╔══

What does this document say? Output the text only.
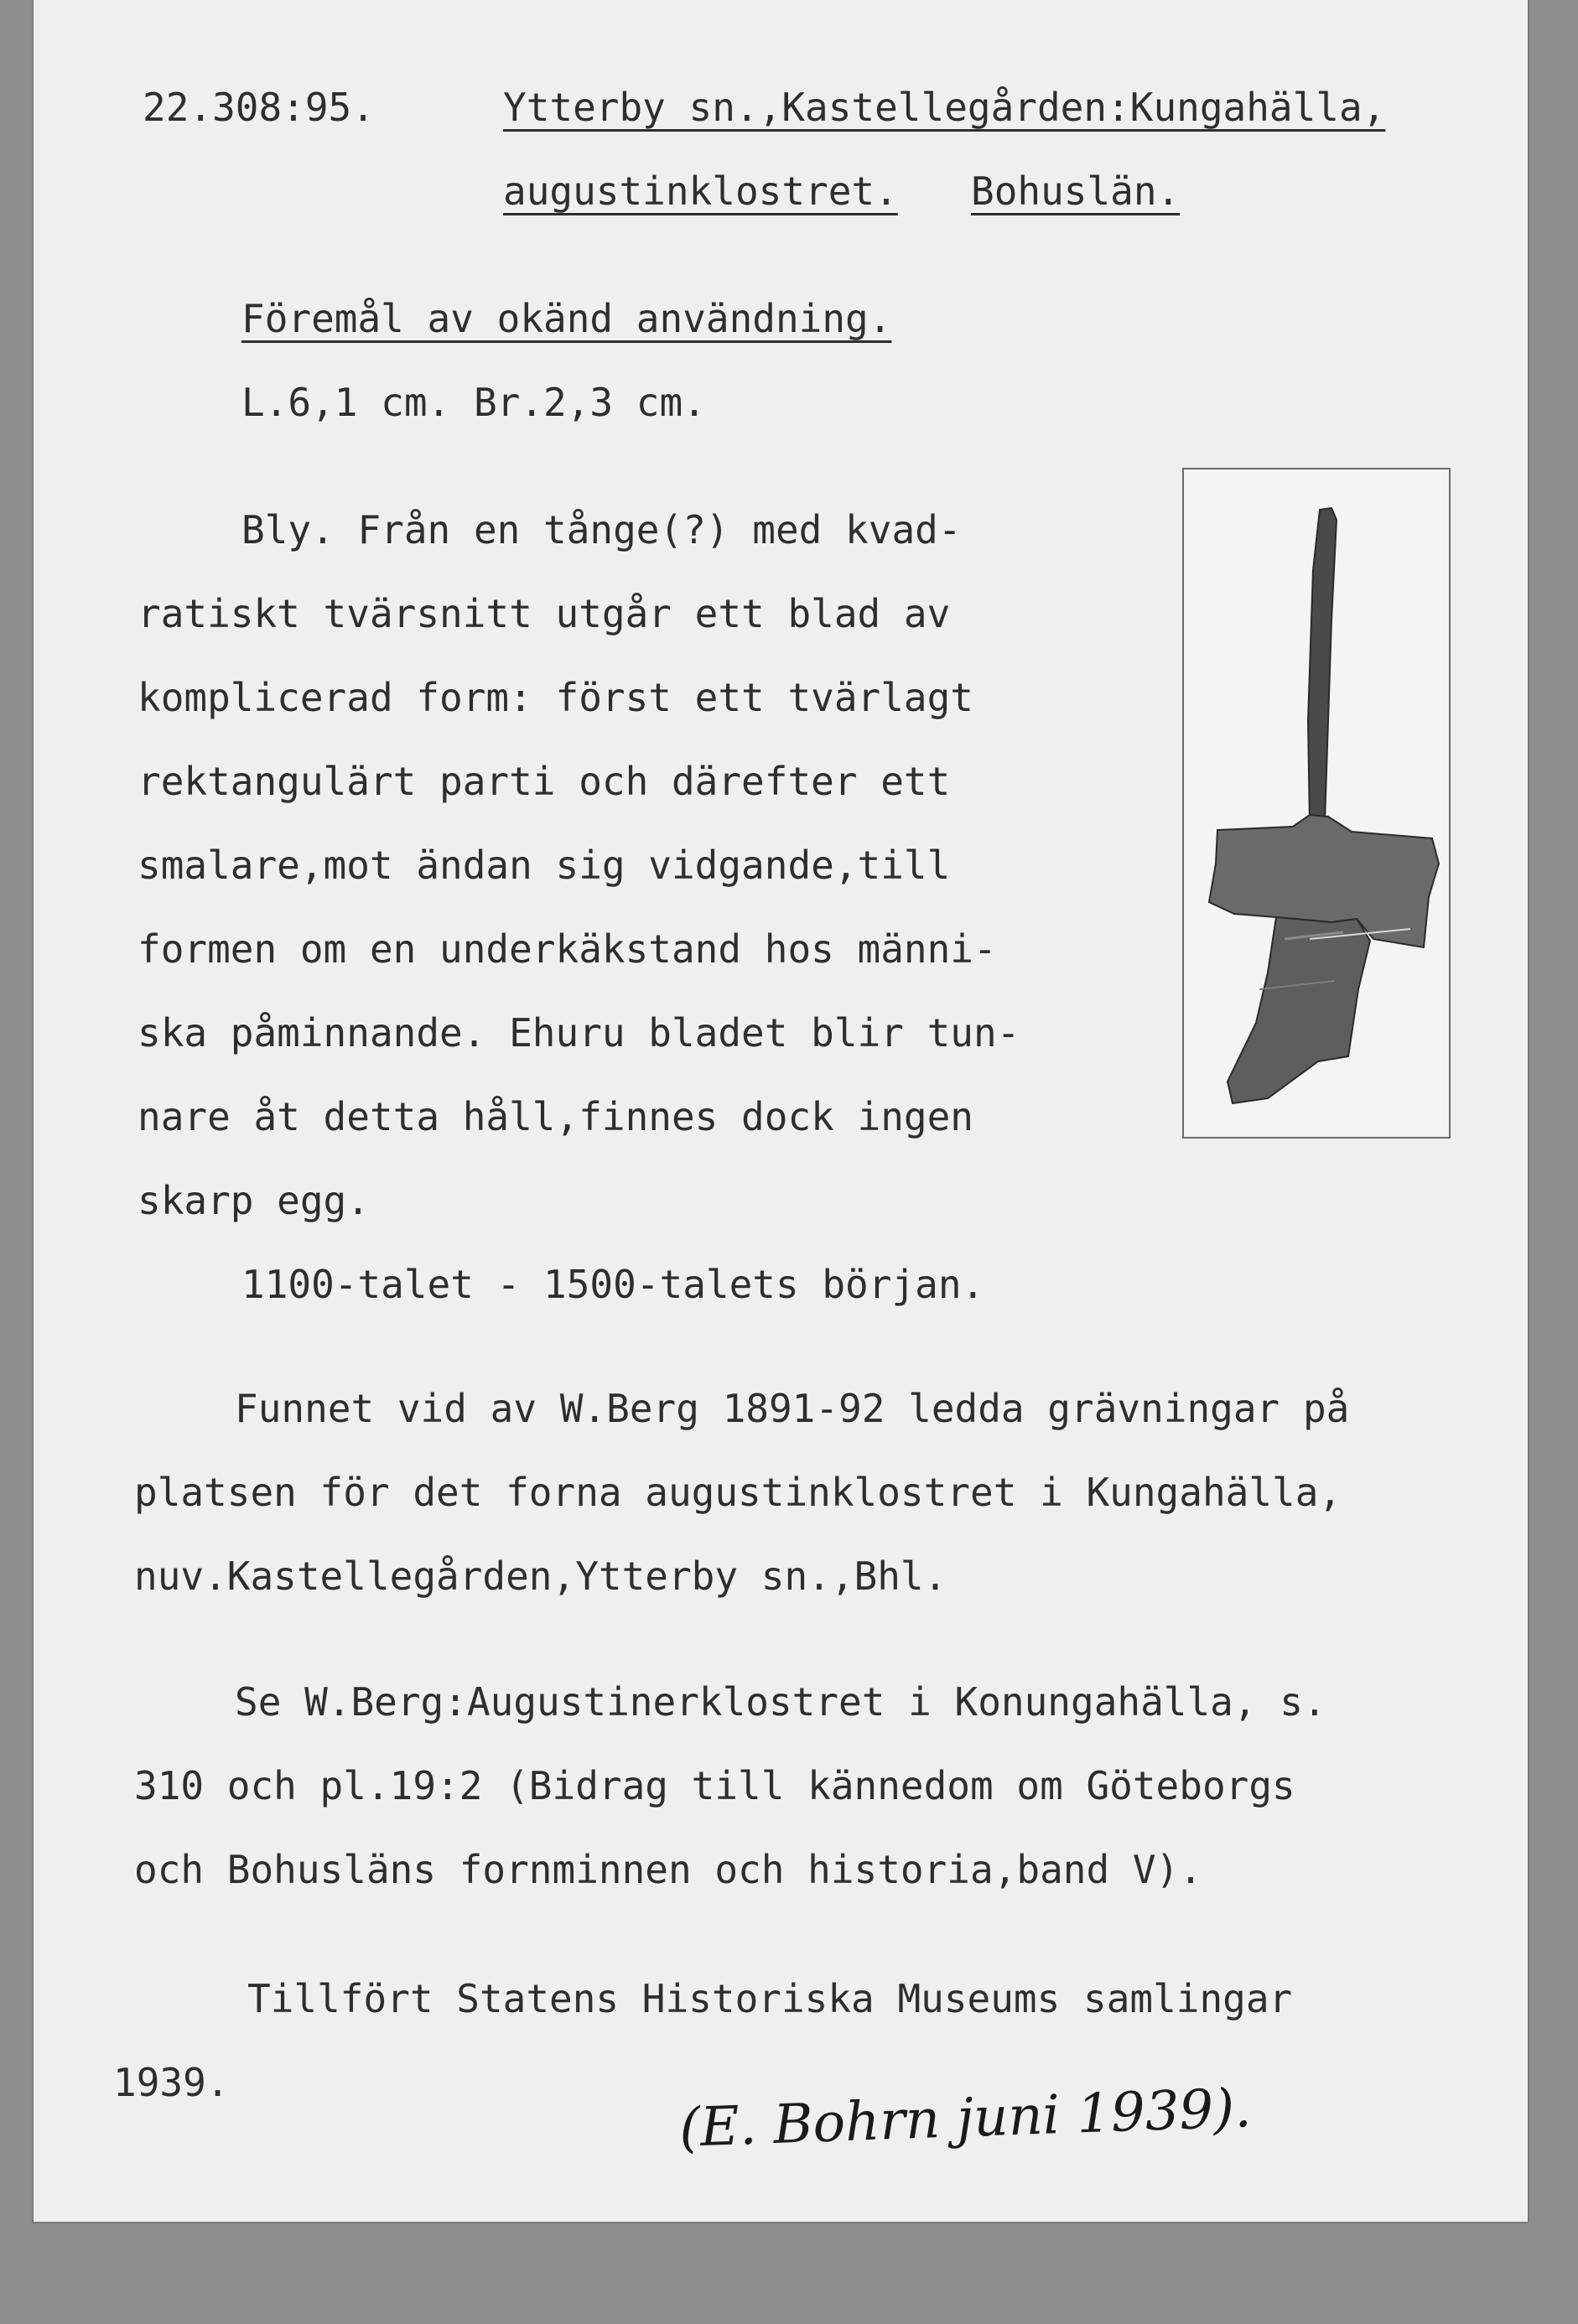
22.308:95.	Ytterby sn.,Kastellegården:Kungahälla,

augustinklostret. Bohuslän.

Föremål av okänd användning.

L.6,1 cm. Br.2,3 cm.

Bly. Från en tånge(?) med kvad-

ratiskt tvärsnitt utgår ett blad av

komplicerad form: först ett tvärlagt

rektangulärt parti och därefter ett

smalare,mot ändan sig vidgande,till

formen om en underkäkstand hos männi-

ska påminnande. Ehuru bladet blir tun-

nare åt detta håll,finnes dock ingen

skarp egg.

1100-talet - 1500-talets början.

Funnet vid av W.Berg 1891-92 ledda grävningar på

platsen för det forna augustinklostret i Kungahälla,

nuv.Kastellegården,Ytterby sn.,Bhl.

Se W.Berg:Augustinerklostret i Konungahälla, s.

310 och pl.19:2 (Bidrag till kännedom om Göteborgs

och Bohusläns fornminnen och historia,band V).

Tillfört Statens Historiska Museums samlingar

1939.	(E. Bohrn juni 1939).
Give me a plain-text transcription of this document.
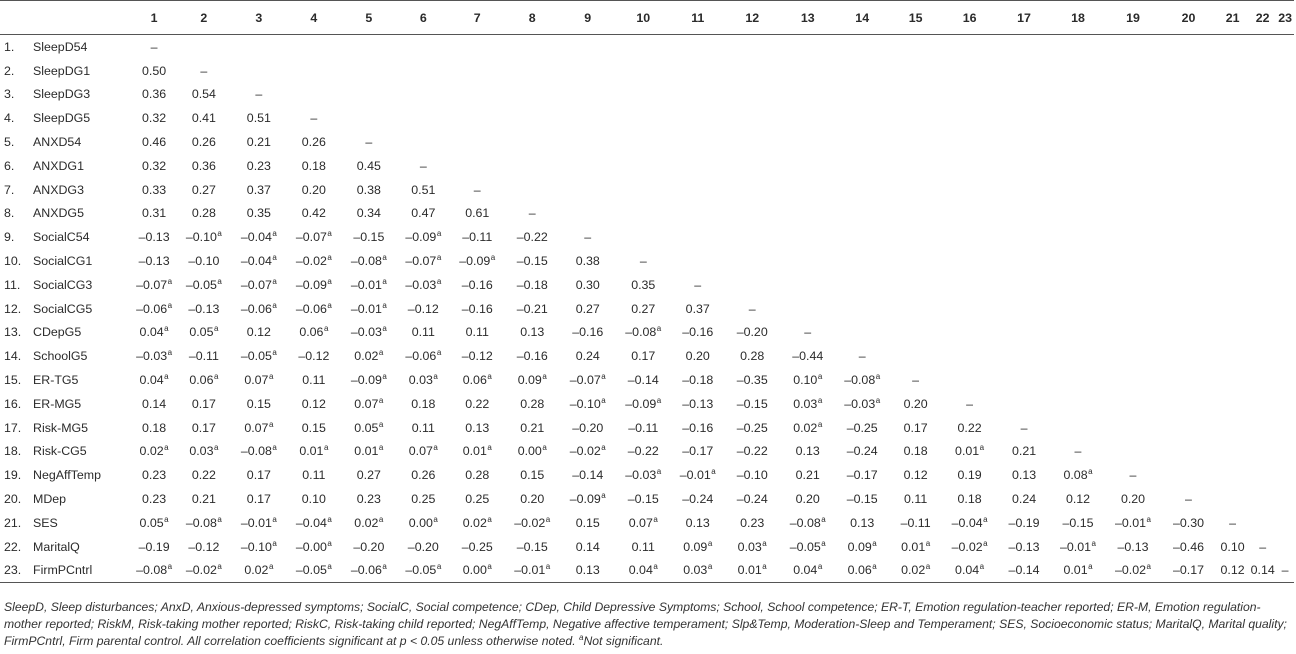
	1	2	3	4	5	6	7	8	9	10	11	12	13	14	15	16	17	18	19	20	21	22	23
1. SleepD54	–																						
2. SleepDG1	0.50	–																					
3. SleepDG3	0.36	0.54	–																				
4. SleepDG5	0.32	0.41	0.51	–																			
5. ANXD54	0.46	0.26	0.21	0.26	–																		
6. ANXDG1	0.32	0.36	0.23	0.18	0.45	–																	
7. ANXDG3	0.33	0.27	0.37	0.20	0.38	0.51	–																
8. ANXDG5	0.31	0.28	0.35	0.42	0.34	0.47	0.61	–															
9. SocialC54	–0.13	–0.10$^a$	–0.04$^a$	–0.07$^a$	–0.15	–0.09$^a$	–0.11	–0.22	–														
10. SocialCG1	–0.13	–0.10	–0.04$^a$	–0.02$^a$	–0.08$^a$	–0.07$^a$	–0.09$^a$	–0.15	0.38	–													
11. SocialCG3	–0.07$^a$	–0.05$^a$	–0.07$^a$	–0.09$^a$	–0.01$^a$	–0.03$^a$	–0.16	–0.18	0.30	0.35	–												
12. SocialCG5	–0.06$^a$	–0.13	–0.06$^a$	–0.06$^a$	–0.01$^a$	–0.12	–0.16	–0.21	0.27	0.27	0.37	–											
13. CDepG5	0.04$^a$	0.05$^a$	0.12	0.06$^a$	–0.03$^a$	0.11	0.11	0.13	–0.16	–0.08$^a$	–0.16	–0.20	–										
14. SchoolG5	–0.03$^a$	–0.11	–0.05$^a$	–0.12	0.02$^a$	–0.06$^a$	–0.12	–0.16	0.24	0.17	0.20	0.28	–0.44	–									
15. ER-TG5	0.04$^a$	0.06$^a$	0.07$^a$	0.11	–0.09$^a$	0.03$^a$	0.06$^a$	0.09$^a$	–0.07$^a$	–0.14	–0.18	–0.35	0.10$^a$	–0.08$^a$	–								
16. ER-MG5	0.14	0.17	0.15	0.12	0.07$^a$	0.18	0.22	0.28	–0.10$^a$	–0.09$^a$	–0.13	–0.15	0.03$^a$	–0.03$^a$	0.20	–							
17. Risk-MG5	0.18	0.17	0.07$^a$	0.15	0.05$^a$	0.11	0.13	0.21	–0.20	–0.11	–0.16	–0.25	0.02$^a$	–0.25	0.17	0.22	–						
18. Risk-CG5	0.02$^a$	0.03$^a$	–0.08$^a$	0.01$^a$	0.01$^a$	0.07$^a$	0.01$^a$	0.00$^a$	–0.02$^a$	–0.22	–0.17	–0.22	0.13	–0.24	0.18	0.01$^a$	0.21	–					
19. NegAffTemp	0.23	0.22	0.17	0.11	0.27	0.26	0.28	0.15	–0.14	–0.03$^a$	–0.01$^a$	–0.10	0.21	–0.17	0.12	0.19	0.13	0.08$^a$	–				
20. MDep	0.23	0.21	0.17	0.10	0.23	0.25	0.25	0.20	–0.09$^a$	–0.15	–0.24	–0.24	0.20	–0.15	0.11	0.18	0.24	0.12	0.20	–			
21. SES	0.05$^a$	–0.08$^a$	–0.01$^a$	–0.04$^a$	0.02$^a$	0.00$^a$	0.02$^a$	–0.02$^a$	0.15	0.07$^a$	0.13	0.23	–0.08$^a$	0.13	–0.11	–0.04$^a$	–0.19	–0.15	–0.01$^a$	–0.30	–		
22. MaritalQ	–0.19	–0.12	–0.10$^a$	–0.00$^a$	–0.20	–0.20	–0.25	–0.15	0.14	0.11	0.09$^a$	0.03$^a$	–0.05$^a$	0.09$^a$	0.01$^a$	–0.02$^a$	–0.13	–0.01$^a$	–0.13	–0.46	0.10	–	
23. FirmPCntrl	–0.08$^a$	–0.02$^a$	0.02$^a$	–0.05$^a$	–0.06$^a$	–0.05$^a$	0.00$^a$	–0.01$^a$	0.13	0.04$^a$	0.03$^a$	0.01$^a$	0.04$^a$	0.06$^a$	0.02$^a$	0.04$^a$	–0.14	0.01$^a$	–0.02$^a$	–0.17	0.12	0.14	–
SleepD, Sleep disturbances; AnxD, Anxious-depressed symptoms; SocialC, Social competence; CDep, Child Depressive Symptoms; School, School competence; ER-T, Emotion regulation-teacher reported; ER-M, Emotion regulation-mother reported; RiskM, Risk-taking mother reported; RiskC, Risk-taking child reported; NegAffTemp, Negative affective temperament; Slp&Temp, Moderation-Sleep and Temperament; SES, Socioeconomic status; MaritalQ, Marital quality; FirmPCntrl, Firm parental control. All correlation coefficients significant at p < 0.05 unless otherwise noted. $^a$Not significant.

╚══

Task: Omit the pictures and reproduce the listing exactly.

Solution:
What does this document say? Output the text only.
22.308:95.	Ytterby sn.,Kastellegården:Kungahälla,

augustinklostret. Bohuslän.

Föremål av okänd användning.

L.6,1 cm. Br.2,3 cm.

Bly. Från en tånge(?) med kvad-

ratiskt tvärsnitt utgår ett blad av

komplicerad form: först ett tvärlagt

rektangulärt parti och därefter ett

smalare,mot ändan sig vidgande,till

formen om en underkäkstand hos männi-

ska påminnande. Ehuru bladet blir tun-

nare åt detta håll,finnes dock ingen

skarp egg.

1100-talet - 1500-talets början.

Funnet vid av W.Berg 1891-92 ledda grävningar på

platsen för det forna augustinklostret i Kungahälla,

nuv.Kastellegården,Ytterby sn.,Bhl.

Se W.Berg:Augustinerklostret i Konungahälla, s.

310 och pl.19:2 (Bidrag till kännedom om Göteborgs

och Bohusläns fornminnen och historia,band V).

Tillfört Statens Historiska Museums samlingar

1939.	(E. Bohrn juni 1939).
Give me a plain-text transcription of this document.
	1	2	3	4	5	6	7	8	9	10	11	12	13	14	15	16	17	18	19	20	21	22	23
1. SleepD54	–																						
2. SleepDG1	0.50	–																					
3. SleepDG3	0.36	0.54	–																				
4. SleepDG5	0.32	0.41	0.51	–																			
5. ANXD54	0.46	0.26	0.21	0.26	–																		
6. ANXDG1	0.32	0.36	0.23	0.18	0.45	–																	
7. ANXDG3	0.33	0.27	0.37	0.20	0.38	0.51	–																
8. ANXDG5	0.31	0.28	0.35	0.42	0.34	0.47	0.61	–															
9. SocialC54	–0.13	–0.10$^a$	–0.04$^a$	–0.07$^a$	–0.15	–0.09$^a$	–0.11	–0.22	–														
10. SocialCG1	–0.13	–0.10	–0.04$^a$	–0.02$^a$	–0.08$^a$	–0.07$^a$	–0.09$^a$	–0.15	0.38	–													
11. SocialCG3	–0.07$^a$	–0.05$^a$	–0.07$^a$	–0.09$^a$	–0.01$^a$	–0.03$^a$	–0.16	–0.18	0.30	0.35	–												
12. SocialCG5	–0.06$^a$	–0.13	–0.06$^a$	–0.06$^a$	–0.01$^a$	–0.12	–0.16	–0.21	0.27	0.27	0.37	–											
13. CDepG5	0.04$^a$	0.05$^a$	0.12	0.06$^a$	–0.03$^a$	0.11	0.11	0.13	–0.16	–0.08$^a$	–0.16	–0.20	–										
14. SchoolG5	–0.03$^a$	–0.11	–0.05$^a$	–0.12	0.02$^a$	–0.06$^a$	–0.12	–0.16	0.24	0.17	0.20	0.28	–0.44	–									
15. ER-TG5	0.04$^a$	0.06$^a$	0.07$^a$	0.11	–0.09$^a$	0.03$^a$	0.06$^a$	0.09$^a$	–0.07$^a$	–0.14	–0.18	–0.35	0.10$^a$	–0.08$^a$	–								
16. ER-MG5	0.14	0.17	0.15	0.12	0.07$^a$	0.18	0.22	0.28	–0.10$^a$	–0.09$^a$	–0.13	–0.15	0.03$^a$	–0.03$^a$	0.20	–							
17. Risk-MG5	0.18	0.17	0.07$^a$	0.15	0.05$^a$	0.11	0.13	0.21	–0.20	–0.11	–0.16	–0.25	0.02$^a$	–0.25	0.17	0.22	–						
18. Risk-CG5	0.02$^a$	0.03$^a$	–0.08$^a$	0.01$^a$	0.01$^a$	0.07$^a$	0.01$^a$	0.00$^a$	–0.02$^a$	–0.22	–0.17	–0.22	0.13	–0.24	0.18	0.01$^a$	0.21	–					
19. NegAffTemp	0.23	0.22	0.17	0.11	0.27	0.26	0.28	0.15	–0.14	–0.03$^a$	–0.01$^a$	–0.10	0.21	–0.17	0.12	0.19	0.13	0.08$^a$	–				
20. MDep	0.23	0.21	0.17	0.10	0.23	0.25	0.25	0.20	–0.09$^a$	–0.15	–0.24	–0.24	0.20	–0.15	0.11	0.18	0.24	0.12	0.20	–			
21. SES	0.05$^a$	–0.08$^a$	–0.01$^a$	–0.04$^a$	0.02$^a$	0.00$^a$	0.02$^a$	–0.02$^a$	0.15	0.07$^a$	0.13	0.23	–0.08$^a$	0.13	–0.11	–0.04$^a$	–0.19	–0.15	–0.01$^a$	–0.30	–		
22. MaritalQ	–0.19	–0.12	–0.10$^a$	–0.00$^a$	–0.20	–0.20	–0.25	–0.15	0.14	0.11	0.09$^a$	0.03$^a$	–0.05$^a$	0.09$^a$	0.01$^a$	–0.02$^a$	–0.13	–0.01$^a$	–0.13	–0.46	0.10	–	
23. FirmPCntrl	–0.08$^a$	–0.02$^a$	0.02$^a$	–0.05$^a$	–0.06$^a$	–0.05$^a$	0.00$^a$	–0.01$^a$	0.13	0.04$^a$	0.03$^a$	0.01$^a$	0.04$^a$	0.06$^a$	0.02$^a$	0.04$^a$	–0.14	0.01$^a$	–0.02$^a$	–0.17	0.12	0.14	–
SleepD, Sleep disturbances; AnxD, Anxious-depressed symptoms; SocialC, Social competence; CDep, Child Depressive Symptoms; School, School competence; ER-T, Emotion regulation-teacher reported; ER-M, Emotion regulation-mother reported; RiskM, Risk-taking mother reported; RiskC, Risk-taking child reported; NegAffTemp, Negative affective temperament; Slp&Temp, Moderation-Sleep and Temperament; SES, Socioeconomic status; MaritalQ, Marital quality; FirmPCntrl, Firm parental control. All correlation coefficients significant at p < 0.05 unless otherwise noted. $^a$Not significant.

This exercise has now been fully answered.